-- Given entries --
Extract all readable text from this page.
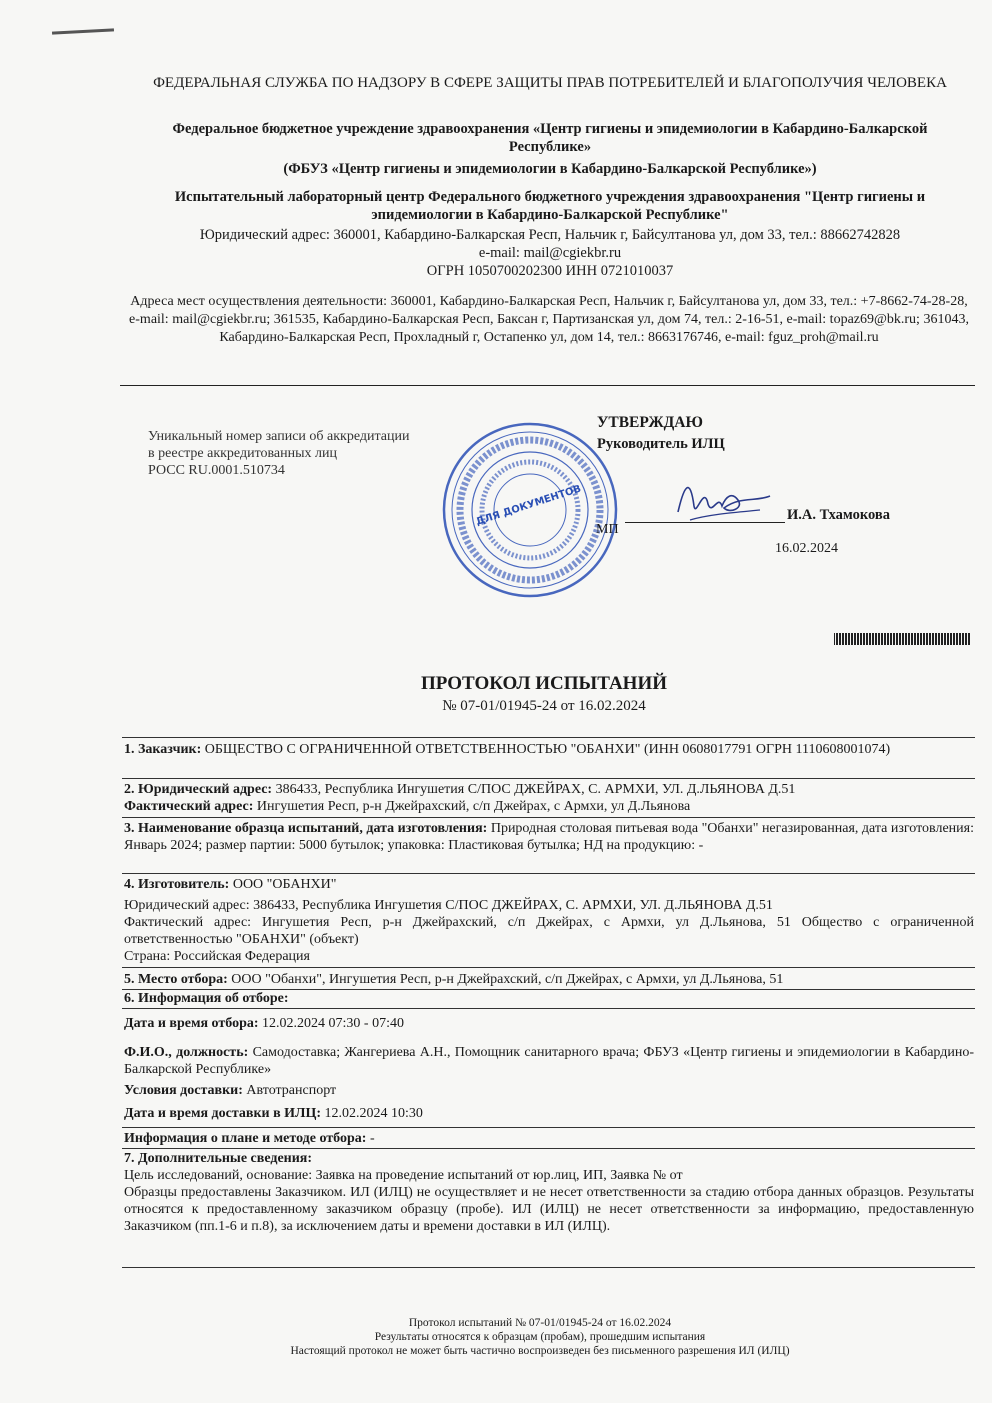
ФЕДЕРАЛЬНАЯ СЛУЖБА ПО НАДЗОРУ В СФЕРЕ ЗАЩИТЫ ПРАВ ПОТРЕБИТЕЛЕЙ И БЛАГОПОЛУЧИЯ ЧЕЛОВЕКА
Федеральное бюджетное учреждение здравоохранения «Центр гигиены и эпидемиологии в Кабардино-Балкарской Республике»
(ФБУЗ «Центр гигиены и эпидемиологии в Кабардино-Балкарской Республике»)
Испытательный лабораторный центр Федерального бюджетного учреждения здравоохранения "Центр гигиены и эпидемиологии в Кабардино-Балкарской Республике"
Юридический адрес: 360001, Кабардино-Балкарская Респ, Нальчик г, Байсултанова ул, дом 33, тел.: 88662742828
e-mail: mail@cgiekbr.ru
ОГРН 1050700202300 ИНН 0721010037
Адреса мест осуществления деятельности: 360001, Кабардино-Балкарская Респ, Нальчик г, Байсултанова ул, дом 33, тел.: +7-8662-74-28-28, e-mail: mail@cgiekbr.ru; 361535, Кабардино-Балкарская Респ, Баксан г, Партизанская ул, дом 74, тел.: 2-16-51, e-mail: topaz69@bk.ru; 361043, Кабардино-Балкарская Респ, Прохладный г, Остапенко ул, дом 14, тел.: 8663176746, e-mail: fguz_proh@mail.ru
Уникальный номер записи об аккредитации
в реестре аккредитованных лиц
РОСС RU.0001.510734
ДЛЯ ДОКУМЕНТОВ
УТВЕРЖДАЮ
Руководитель ИЛЦ
МП
И.А. Тхамокова
16.02.2024
ПРОТОКОЛ ИСПЫТАНИЙ
№ 07-01/01945-24 от 16.02.2024
1. Заказчик: ОБЩЕСТВО С ОГРАНИЧЕННОЙ ОТВЕТСТВЕННОСТЬЮ "ОБАНХИ" (ИНН 0608017791 ОГРН 1110608001074)
2. Юридический адрес: 386433, Республика Ингушетия С/ПОС ДЖЕЙРАХ, С. АРМХИ, УЛ. Д.ЛЬЯНОВА Д.51
Фактический адрес: Ингушетия Респ, р-н Джейрахский, с/п Джейрах, с Армхи, ул Д.Льянова
3. Наименование образца испытаний, дата изготовления: Природная столовая питьевая вода "Обанхи" негазированная, дата изготовления: Январь 2024; размер партии: 5000 бутылок; упаковка: Пластиковая бутылка; НД на продукцию: -
4. Изготовитель: ООО "ОБАНХИ"
Юридический адрес: 386433, Республика Ингушетия С/ПОС ДЖЕЙРАХ, С. АРМХИ, УЛ. Д.ЛЬЯНОВА Д.51
Фактический адрес: Ингушетия Респ, р-н Джейрахский, с/п Джейрах, с Армхи, ул Д.Льянова, 51 Общество с ограниченной ответственностью "ОБАНХИ" (объект)
Страна: Российская Федерация
5. Место отбора: ООО "Обанхи", Ингушетия Респ, р-н Джейрахский, с/п Джейрах, с Армхи, ул Д.Льянова, 51
6. Информация об отборе:
Дата и время отбора: 12.02.2024 07:30 - 07:40
Ф.И.О., должность: Самодоставка; Жангериева А.Н., Помощник санитарного врача; ФБУЗ «Центр гигиены и эпидемиологии в Кабардино-Балкарской Республике»
Условия доставки: Автотранспорт
Дата и время доставки в ИЛЦ: 12.02.2024 10:30
Информация о плане и методе отбора: -
7. Дополнительные сведения:
Цель исследований, основание: Заявка на проведение испытаний от юр.лиц, ИП, Заявка № от
Образцы предоставлены Заказчиком. ИЛ (ИЛЦ) не осуществляет и не несет ответственности за стадию отбора данных образцов. Результаты относятся к предоставленному заказчиком образцу (пробе). ИЛ (ИЛЦ) не несет ответственности за информацию, предоставленную Заказчиком (пп.1-6 и п.8), за исключением даты и времени доставки в ИЛ (ИЛЦ).
Протокол испытаний № 07-01/01945-24 от 16.02.2024
Результаты относятся к образцам (пробам), прошедшим испытания
Настоящий протокол не может быть частично воспроизведен без письменного разрешения ИЛ (ИЛЦ)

-- The exercise --
Copy all lines from the material that contain "Ингушетия".

-- Correct result --
2. Юридический адрес: 386433, Республика Ингушетия С/ПОС ДЖЕЙРАХ, С. АРМХИ, УЛ. Д.ЛЬЯНОВА Д.51
Фактический адрес: Ингушетия Респ, р-н Джейрахский, с/п Джейрах, с Армхи, ул Д.Льянова
Юридический адрес: 386433, Республика Ингушетия С/ПОС ДЖЕЙРАХ, С. АРМХИ, УЛ. Д.ЛЬЯНОВА Д.51
Фактический адрес: Ингушетия Респ, р-н Джейрахский, с/п Джейрах, с Армхи, ул Д.Льянова, 51 Общество с ограниченной ответственностью "ОБАНХИ" (объект)
5. Место отбора: ООО "Обанхи", Ингушетия Респ, р-н Джейрахский, с/п Джейрах, с Армхи, ул Д.Льянова, 51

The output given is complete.